_Given problem_
Return the listing below verbatim. Pictures do not belong in the copy.

— start Material provided —

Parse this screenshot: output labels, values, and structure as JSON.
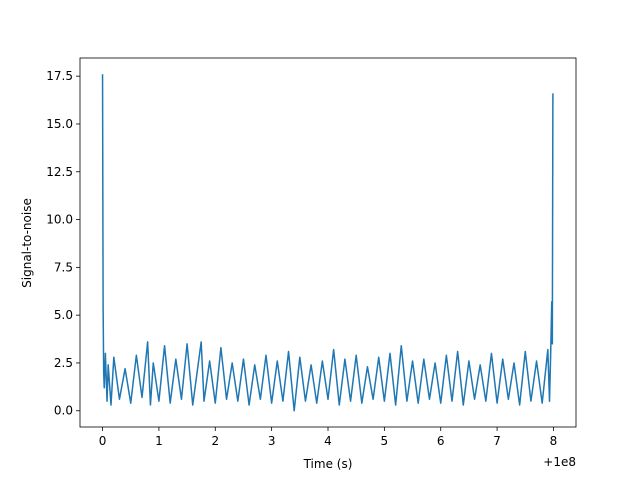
{
  "chart_data": {
    "type": "line",
    "xlabel": "Time (s)",
    "ylabel": "Signal-to-noise",
    "x_offset_label": "+1e8",
    "xlim": [
      -0.4,
      8.4
    ],
    "ylim": [
      -0.85,
      18.45
    ],
    "grid": false,
    "legend": "none",
    "color": "#1f77b4",
    "x_ticks": [
      0,
      1,
      2,
      3,
      4,
      5,
      6,
      7,
      8
    ],
    "x_tick_labels": [
      "0",
      "1",
      "2",
      "3",
      "4",
      "5",
      "6",
      "7",
      "8"
    ],
    "y_ticks": [
      0.0,
      2.5,
      5.0,
      7.5,
      10.0,
      12.5,
      15.0,
      17.5
    ],
    "y_tick_labels": [
      "0.0",
      "2.5",
      "5.0",
      "7.5",
      "10.0",
      "12.5",
      "15.0",
      "17.5"
    ],
    "series": [
      {
        "x": [
          0.0,
          0.01,
          0.02,
          0.03,
          0.05,
          0.08,
          0.1,
          0.15,
          0.2,
          0.3,
          0.4,
          0.5,
          0.6,
          0.7,
          0.8,
          0.85,
          0.9,
          1.0,
          1.1,
          1.2,
          1.3,
          1.4,
          1.5,
          1.6,
          1.75,
          1.8,
          1.9,
          2.0,
          2.1,
          2.2,
          2.3,
          2.4,
          2.5,
          2.6,
          2.7,
          2.8,
          2.9,
          3.0,
          3.1,
          3.2,
          3.3,
          3.4,
          3.5,
          3.6,
          3.7,
          3.8,
          3.9,
          4.0,
          4.1,
          4.2,
          4.3,
          4.4,
          4.5,
          4.6,
          4.7,
          4.8,
          4.9,
          5.0,
          5.1,
          5.2,
          5.3,
          5.4,
          5.5,
          5.6,
          5.7,
          5.8,
          5.9,
          6.0,
          6.1,
          6.2,
          6.3,
          6.4,
          6.5,
          6.6,
          6.7,
          6.8,
          6.9,
          7.0,
          7.1,
          7.2,
          7.3,
          7.4,
          7.5,
          7.6,
          7.7,
          7.8,
          7.9,
          7.93,
          7.95,
          7.97,
          7.98,
          7.99
        ],
        "y": [
          17.6,
          5.5,
          2.0,
          1.2,
          3.0,
          0.5,
          2.4,
          0.3,
          2.8,
          0.6,
          2.2,
          0.4,
          2.9,
          0.7,
          3.6,
          0.3,
          2.5,
          0.5,
          3.4,
          0.4,
          2.7,
          0.6,
          3.5,
          0.3,
          3.6,
          0.5,
          2.6,
          0.4,
          3.3,
          0.6,
          2.5,
          0.5,
          2.7,
          0.3,
          2.4,
          0.6,
          2.9,
          0.4,
          2.6,
          0.5,
          3.1,
          0.0,
          2.8,
          0.5,
          2.4,
          0.4,
          2.6,
          0.6,
          3.2,
          0.3,
          2.7,
          0.5,
          2.9,
          0.4,
          2.3,
          0.6,
          2.8,
          0.5,
          3.0,
          0.3,
          3.4,
          0.5,
          2.6,
          0.4,
          2.7,
          0.6,
          2.5,
          0.4,
          2.9,
          0.5,
          3.1,
          0.3,
          2.6,
          0.6,
          2.4,
          0.5,
          3.0,
          0.4,
          2.7,
          0.6,
          2.5,
          0.3,
          3.1,
          0.5,
          2.6,
          0.4,
          3.2,
          0.5,
          2.9,
          5.7,
          3.5,
          16.6
        ]
      }
    ]
  }
}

— end Material provided —

_Correct output_
Parse this screenshot: output labels, values, and structure as JSON.
{
  "chart_data": {
    "type": "line",
    "xlabel": "Time (s)",
    "ylabel": "Signal-to-noise",
    "x_offset_label": "+1e8",
    "xlim": [
      -0.4,
      8.4
    ],
    "ylim": [
      -0.85,
      18.45
    ],
    "grid": false,
    "legend": "none",
    "color": "#1f77b4",
    "x_ticks": [
      0,
      1,
      2,
      3,
      4,
      5,
      6,
      7,
      8
    ],
    "x_tick_labels": [
      "0",
      "1",
      "2",
      "3",
      "4",
      "5",
      "6",
      "7",
      "8"
    ],
    "y_ticks": [
      0.0,
      2.5,
      5.0,
      7.5,
      10.0,
      12.5,
      15.0,
      17.5
    ],
    "y_tick_labels": [
      "0.0",
      "2.5",
      "5.0",
      "7.5",
      "10.0",
      "12.5",
      "15.0",
      "17.5"
    ],
    "series": [
      {
        "x": [
          0.0,
          0.01,
          0.02,
          0.03,
          0.05,
          0.08,
          0.1,
          0.15,
          0.2,
          0.3,
          0.4,
          0.5,
          0.6,
          0.7,
          0.8,
          0.85,
          0.9,
          1.0,
          1.1,
          1.2,
          1.3,
          1.4,
          1.5,
          1.6,
          1.75,
          1.8,
          1.9,
          2.0,
          2.1,
          2.2,
          2.3,
          2.4,
          2.5,
          2.6,
          2.7,
          2.8,
          2.9,
          3.0,
          3.1,
          3.2,
          3.3,
          3.4,
          3.5,
          3.6,
          3.7,
          3.8,
          3.9,
          4.0,
          4.1,
          4.2,
          4.3,
          4.4,
          4.5,
          4.6,
          4.7,
          4.8,
          4.9,
          5.0,
          5.1,
          5.2,
          5.3,
          5.4,
          5.5,
          5.6,
          5.7,
          5.8,
          5.9,
          6.0,
          6.1,
          6.2,
          6.3,
          6.4,
          6.5,
          6.6,
          6.7,
          6.8,
          6.9,
          7.0,
          7.1,
          7.2,
          7.3,
          7.4,
          7.5,
          7.6,
          7.7,
          7.8,
          7.9,
          7.93,
          7.95,
          7.97,
          7.98,
          7.99
        ],
        "y": [
          17.6,
          5.5,
          2.0,
          1.2,
          3.0,
          0.5,
          2.4,
          0.3,
          2.8,
          0.6,
          2.2,
          0.4,
          2.9,
          0.7,
          3.6,
          0.3,
          2.5,
          0.5,
          3.4,
          0.4,
          2.7,
          0.6,
          3.5,
          0.3,
          3.6,
          0.5,
          2.6,
          0.4,
          3.3,
          0.6,
          2.5,
          0.5,
          2.7,
          0.3,
          2.4,
          0.6,
          2.9,
          0.4,
          2.6,
          0.5,
          3.1,
          0.0,
          2.8,
          0.5,
          2.4,
          0.4,
          2.6,
          0.6,
          3.2,
          0.3,
          2.7,
          0.5,
          2.9,
          0.4,
          2.3,
          0.6,
          2.8,
          0.5,
          3.0,
          0.3,
          3.4,
          0.5,
          2.6,
          0.4,
          2.7,
          0.6,
          2.5,
          0.4,
          2.9,
          0.5,
          3.1,
          0.3,
          2.6,
          0.6,
          2.4,
          0.5,
          3.0,
          0.4,
          2.7,
          0.6,
          2.5,
          0.3,
          3.1,
          0.5,
          2.6,
          0.4,
          3.2,
          0.5,
          2.9,
          5.7,
          3.5,
          16.6
        ]
      }
    ]
  }
}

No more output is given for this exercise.